> _AIM_
Print every line of the listing below verbatim, leaving out the pictures.
** BEGIN AVAILABLE RECORDS **
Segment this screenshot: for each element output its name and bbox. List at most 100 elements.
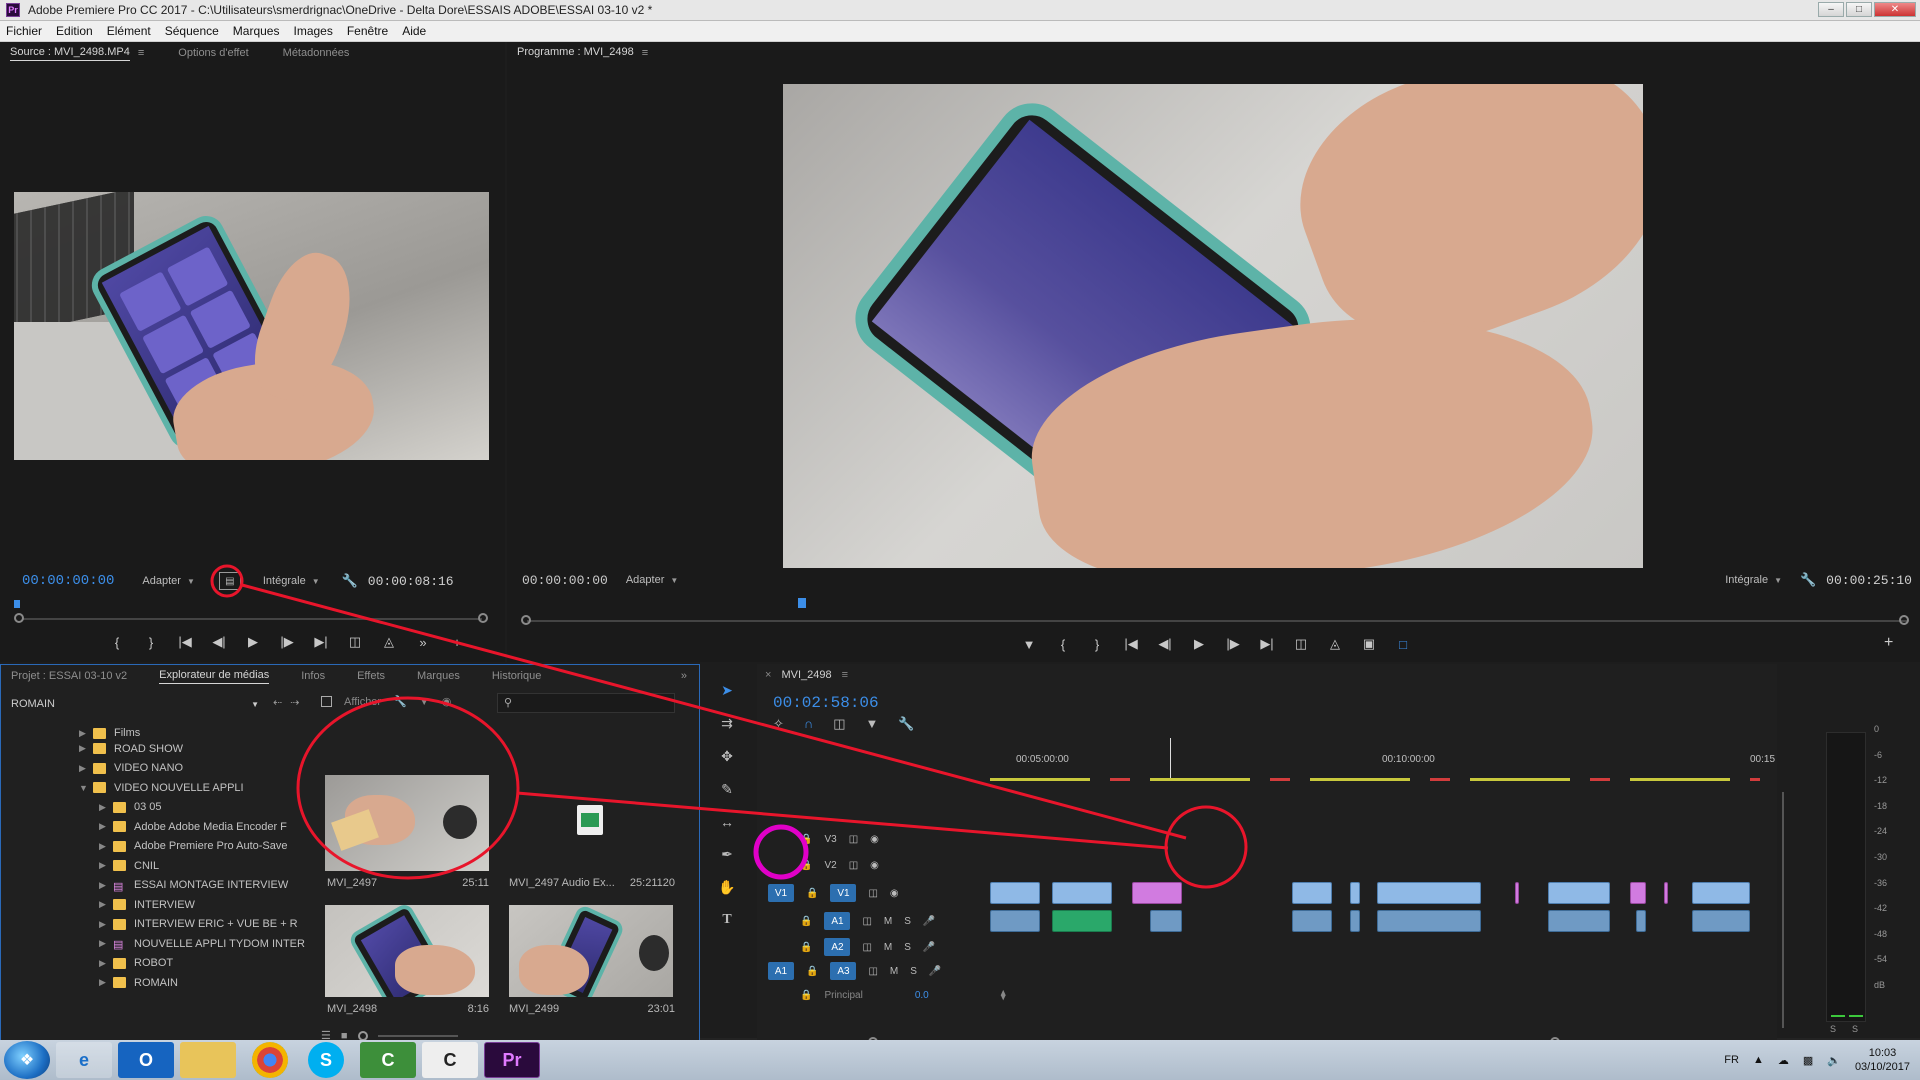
sync-lock-icon[interactable]: ◫: [849, 834, 858, 845]
video-clip[interactable]: [1052, 882, 1112, 904]
mark-in-icon[interactable]: {: [100, 635, 134, 650]
slip-tool-icon[interactable]: ↔: [720, 814, 734, 830]
video-clip[interactable]: [990, 882, 1040, 904]
go-to-out-icon[interactable]: ▶|: [304, 634, 338, 650]
step-forward-icon[interactable]: |▶: [1216, 636, 1250, 652]
menu-aide[interactable]: Aide: [402, 24, 426, 38]
microphone-icon[interactable]: 🎤: [923, 916, 935, 927]
wrench-icon[interactable]: 🔧: [393, 695, 407, 708]
nest-icon[interactable]: ✧: [773, 716, 784, 732]
wrench-icon[interactable]: 🔧: [898, 716, 914, 732]
eye-icon[interactable]: ◉: [870, 834, 879, 845]
hand-tool-icon[interactable]: ✋: [718, 879, 735, 896]
source-timecode[interactable]: 00:00:00:00: [22, 573, 114, 589]
start-button[interactable]: ❖: [4, 1041, 50, 1079]
mute-button[interactable]: M: [884, 916, 892, 927]
tree-item[interactable]: ▶ INTERVIEW ERIC + VUE BE + R: [9, 915, 309, 935]
zoom-slider-handle[interactable]: [357, 1030, 368, 1041]
tab-program[interactable]: Programme : MVI_2498: [517, 46, 634, 60]
sync-lock-icon[interactable]: ◫: [868, 888, 877, 899]
language-indicator[interactable]: FR: [1724, 1054, 1739, 1066]
add-marker-icon[interactable]: ▼: [866, 716, 879, 732]
source-video-frame[interactable]: [14, 192, 489, 460]
menu-edition[interactable]: Edition: [56, 24, 93, 38]
mute-button[interactable]: M: [890, 966, 898, 977]
premiere-pro-icon[interactable]: Pr: [484, 1042, 540, 1078]
timeline-timecode[interactable]: 00:02:58:06: [773, 694, 879, 712]
razor-tool-icon[interactable]: ✎: [721, 781, 733, 798]
add-button-icon[interactable]: +: [1884, 634, 1893, 652]
audio-clip[interactable]: [990, 910, 1040, 932]
insert-icon[interactable]: ▤: [218, 572, 241, 590]
wrench-icon[interactable]: 🔧: [1800, 572, 1816, 588]
sync-lock-icon[interactable]: ◫: [849, 860, 858, 871]
wrench-icon[interactable]: 🔧: [342, 573, 358, 589]
audio-clip-selected[interactable]: [1052, 910, 1112, 932]
go-to-in-icon[interactable]: |◀: [168, 634, 202, 650]
selection-tool-icon[interactable]: ➤: [721, 682, 733, 699]
ripple-edit-icon[interactable]: ✥: [721, 748, 733, 765]
minimize-button[interactable]: –: [1818, 2, 1844, 17]
audio-clip[interactable]: [1350, 910, 1360, 932]
location-dropdown[interactable]: ROMAIN ▼: [11, 695, 259, 713]
skype-icon[interactable]: S: [308, 1042, 344, 1078]
source-fit-select[interactable]: Adapter ▼: [142, 575, 194, 587]
time-ruler[interactable]: 00:05:00:00 00:10:00:00 00:15: [990, 754, 1790, 776]
video-clip[interactable]: [1548, 882, 1610, 904]
camtasia-recorder-icon[interactable]: C: [422, 1042, 478, 1078]
tree-item[interactable]: ▶ INTERVIEW: [9, 895, 309, 915]
track-select-icon[interactable]: ⇉: [721, 715, 733, 732]
more-tabs-icon[interactable]: »: [681, 670, 687, 682]
insert-clip-icon[interactable]: ◫: [338, 634, 372, 650]
sync-lock-icon[interactable]: ◫: [862, 942, 871, 953]
mark-out-icon[interactable]: }: [134, 635, 168, 650]
video-clip-marker[interactable]: [1630, 882, 1646, 904]
tree-item[interactable]: ▶ ROAD SHOW: [9, 739, 309, 759]
network-icon[interactable]: ▩: [1803, 1054, 1813, 1067]
sync-lock-icon[interactable]: ◫: [868, 966, 877, 977]
mute-button[interactable]: M: [884, 942, 892, 953]
solo-button[interactable]: S: [910, 966, 917, 977]
tab-media-browser[interactable]: Explorateur de médias: [159, 669, 270, 684]
track-target-v1[interactable]: V1: [830, 884, 857, 902]
master-value[interactable]: 0.0: [915, 990, 929, 1001]
back-arrow-icon[interactable]: ⇠: [273, 696, 282, 709]
lock-icon[interactable]: 🔒: [806, 888, 818, 899]
menu-marques[interactable]: Marques: [233, 24, 280, 38]
scrub-start-handle[interactable]: [521, 615, 531, 625]
program-scrubber[interactable]: [527, 620, 1907, 622]
scrub-end-handle[interactable]: [478, 613, 488, 623]
step-forward-icon[interactable]: |▶: [270, 634, 304, 650]
menu-images[interactable]: Images: [293, 24, 332, 38]
source-scrubber[interactable]: [22, 618, 482, 620]
solo-left-button[interactable]: S: [1830, 1024, 1836, 1034]
filter-icon[interactable]: ▼: [419, 696, 430, 708]
play-icon[interactable]: ▶: [236, 634, 270, 650]
video-clip[interactable]: [1350, 882, 1360, 904]
track-target-a3[interactable]: A3: [830, 962, 857, 980]
track-target-a2[interactable]: A2: [824, 938, 851, 956]
menu-sequence[interactable]: Séquence: [165, 24, 219, 38]
comment-icon[interactable]: □: [1386, 637, 1420, 652]
search-input[interactable]: ⚲: [497, 693, 675, 713]
add-button-icon[interactable]: +: [440, 635, 474, 650]
lock-icon[interactable]: 🔒: [800, 916, 812, 927]
scrub-start-handle[interactable]: [14, 613, 24, 623]
media-thumbnail[interactable]: [325, 905, 489, 997]
playhead-icon[interactable]: [14, 600, 20, 608]
type-tool-icon[interactable]: T: [722, 912, 731, 928]
tree-item[interactable]: ▶ ROMAIN: [9, 973, 309, 993]
close-tab-icon[interactable]: ×: [765, 669, 771, 681]
file-explorer-icon[interactable]: [180, 1042, 236, 1078]
lock-icon[interactable]: 🔒: [800, 990, 812, 1001]
onedrive-icon[interactable]: ☁: [1778, 1054, 1789, 1067]
tree-item[interactable]: ▶ ▤ ESSAI MONTAGE INTERVIEW: [9, 876, 309, 896]
tab-source[interactable]: Source : MVI_2498.MP4: [10, 46, 130, 61]
internet-explorer-icon[interactable]: e: [56, 1042, 112, 1078]
master-end-icon[interactable]: ⧫: [1001, 990, 1006, 1001]
view-icon[interactable]: ◉: [442, 695, 452, 708]
microphone-icon[interactable]: 🎤: [923, 942, 935, 953]
tab-metadata[interactable]: Métadonnées: [283, 47, 350, 59]
maximize-button[interactable]: □: [1846, 2, 1872, 17]
display-checkbox[interactable]: [321, 696, 332, 707]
** END AVAILABLE RECORDS **
> _REPLY TO THE TASK_
Segment this screenshot: for each element output its name and bbox. List at most 100 elements.
sync-lock-icon[interactable]: ◫: [849, 834, 858, 845]
video-clip[interactable]: [1052, 882, 1112, 904]
mark-in-icon[interactable]: {: [100, 635, 134, 650]
slip-tool-icon[interactable]: ↔: [720, 814, 734, 830]
video-clip[interactable]: [990, 882, 1040, 904]
go-to-out-icon[interactable]: ▶|: [304, 634, 338, 650]
step-forward-icon[interactable]: |▶: [1216, 636, 1250, 652]
menu-aide[interactable]: Aide: [402, 24, 426, 38]
microphone-icon[interactable]: 🎤: [923, 916, 935, 927]
wrench-icon[interactable]: 🔧: [393, 695, 407, 708]
nest-icon[interactable]: ✧: [773, 716, 784, 732]
wrench-icon[interactable]: 🔧: [898, 716, 914, 732]
eye-icon[interactable]: ◉: [870, 834, 879, 845]
hand-tool-icon[interactable]: ✋: [718, 879, 735, 896]
source-timecode[interactable]: 00:00:00:00: [22, 573, 114, 589]
start-button[interactable]: ❖: [4, 1041, 50, 1079]
mute-button[interactable]: M: [884, 916, 892, 927]
tree-item[interactable]: ▶ INTERVIEW ERIC + VUE BE + R: [9, 915, 309, 935]
zoom-slider-handle[interactable]: [357, 1030, 368, 1041]
tab-program[interactable]: Programme : MVI_2498: [517, 46, 634, 60]
sync-lock-icon[interactable]: ◫: [868, 888, 877, 899]
language-indicator[interactable]: FR: [1724, 1054, 1739, 1066]
add-marker-icon[interactable]: ▼: [866, 716, 879, 732]
source-video-frame[interactable]: [14, 192, 489, 460]
menu-edition[interactable]: Edition: [56, 24, 93, 38]
mute-button[interactable]: M: [890, 966, 898, 977]
premiere-pro-icon[interactable]: Pr: [484, 1042, 540, 1078]
timeline-timecode[interactable]: 00:02:58:06: [773, 694, 879, 712]
razor-tool-icon[interactable]: ✎: [721, 781, 733, 798]
add-button-icon[interactable]: +: [1884, 634, 1893, 652]
audio-clip[interactable]: [990, 910, 1040, 932]
insert-icon[interactable]: ▤: [218, 572, 241, 590]
wrench-icon[interactable]: 🔧: [1800, 572, 1816, 588]
sync-lock-icon[interactable]: ◫: [849, 860, 858, 871]
wrench-icon[interactable]: 🔧: [342, 573, 358, 589]
audio-clip-selected[interactable]: [1052, 910, 1112, 932]
go-to-in-icon[interactable]: |◀: [168, 634, 202, 650]
selection-tool-icon[interactable]: ➤: [721, 682, 733, 699]
ripple-edit-icon[interactable]: ✥: [721, 748, 733, 765]
minimize-button[interactable]: –: [1818, 2, 1844, 17]
audio-clip[interactable]: [1350, 910, 1360, 932]
location-dropdown[interactable]: ROMAIN ▼: [11, 695, 259, 713]
skype-icon[interactable]: S: [308, 1042, 344, 1078]
source-fit-select[interactable]: Adapter ▼: [142, 575, 194, 587]
time-ruler[interactable]: 00:05:00:00 00:10:00:00 00:15: [990, 754, 1790, 776]
video-clip[interactable]: [1548, 882, 1610, 904]
camtasia-recorder-icon[interactable]: C: [422, 1042, 478, 1078]
tree-item[interactable]: ▶ INTERVIEW: [9, 895, 309, 915]
track-select-icon[interactable]: ⇉: [721, 715, 733, 732]
more-tabs-icon[interactable]: »: [681, 670, 687, 682]
insert-clip-icon[interactable]: ◫: [338, 634, 372, 650]
sync-lock-icon[interactable]: ◫: [862, 942, 871, 953]
mark-out-icon[interactable]: }: [134, 635, 168, 650]
video-clip-marker[interactable]: [1630, 882, 1646, 904]
tree-item[interactable]: ▶ ROAD SHOW: [9, 739, 309, 759]
network-icon[interactable]: ▩: [1803, 1054, 1813, 1067]
sync-lock-icon[interactable]: ◫: [868, 966, 877, 977]
mute-button[interactable]: M: [884, 942, 892, 953]
solo-button[interactable]: S: [910, 966, 917, 977]
tab-media-browser[interactable]: Explorateur de médias: [159, 669, 270, 684]
track-target-v1[interactable]: V1: [830, 884, 857, 902]
master-value[interactable]: 0.0: [915, 990, 929, 1001]
back-arrow-icon[interactable]: ⇠: [273, 696, 282, 709]
lock-icon[interactable]: 🔒: [806, 888, 818, 899]
menu-marques[interactable]: Marques: [233, 24, 280, 38]
scrub-start-handle[interactable]: [521, 615, 531, 625]
program-scrubber[interactable]: [527, 620, 1907, 622]
scrub-end-handle[interactable]: [478, 613, 488, 623]
step-forward-icon[interactable]: |▶: [270, 634, 304, 650]
menu-images[interactable]: Images: [293, 24, 332, 38]
source-scrubber[interactable]: [22, 618, 482, 620]
solo-left-button[interactable]: S: [1830, 1024, 1836, 1034]
filter-icon[interactable]: ▼: [419, 696, 430, 708]
play-icon[interactable]: ▶: [236, 634, 270, 650]
video-clip[interactable]: [1350, 882, 1360, 904]
track-target-a3[interactable]: A3: [830, 962, 857, 980]
track-target-a2[interactable]: A2: [824, 938, 851, 956]
menu-sequence[interactable]: Séquence: [165, 24, 219, 38]
comment-icon[interactable]: □: [1386, 637, 1420, 652]
search-input[interactable]: ⚲: [497, 693, 675, 713]
add-button-icon[interactable]: +: [440, 635, 474, 650]
lock-icon[interactable]: 🔒: [800, 916, 812, 927]
scrub-start-handle[interactable]: [14, 613, 24, 623]
media-thumbnail[interactable]: [325, 905, 489, 997]
playhead-icon[interactable]: [14, 600, 20, 608]
type-tool-icon[interactable]: T: [722, 912, 731, 928]
tree-item[interactable]: ▶ ROMAIN: [9, 973, 309, 993]
close-tab-icon[interactable]: ×: [765, 669, 771, 681]
file-explorer-icon[interactable]: [180, 1042, 236, 1078]
lock-icon[interactable]: 🔒: [800, 990, 812, 1001]
onedrive-icon[interactable]: ☁: [1778, 1054, 1789, 1067]
tree-item[interactable]: ▶ ▤ ESSAI MONTAGE INTERVIEW: [9, 876, 309, 896]
tab-source[interactable]: Source : MVI_2498.MP4: [10, 46, 130, 61]
internet-explorer-icon[interactable]: e: [56, 1042, 112, 1078]
master-end-icon[interactable]: ⧫: [1001, 990, 1006, 1001]
view-icon[interactable]: ◉: [442, 695, 452, 708]
microphone-icon[interactable]: 🎤: [923, 942, 935, 953]
tab-metadata[interactable]: Métadonnées: [283, 47, 350, 59]
maximize-button[interactable]: □: [1846, 2, 1872, 17]
display-checkbox[interactable]: [321, 696, 332, 707]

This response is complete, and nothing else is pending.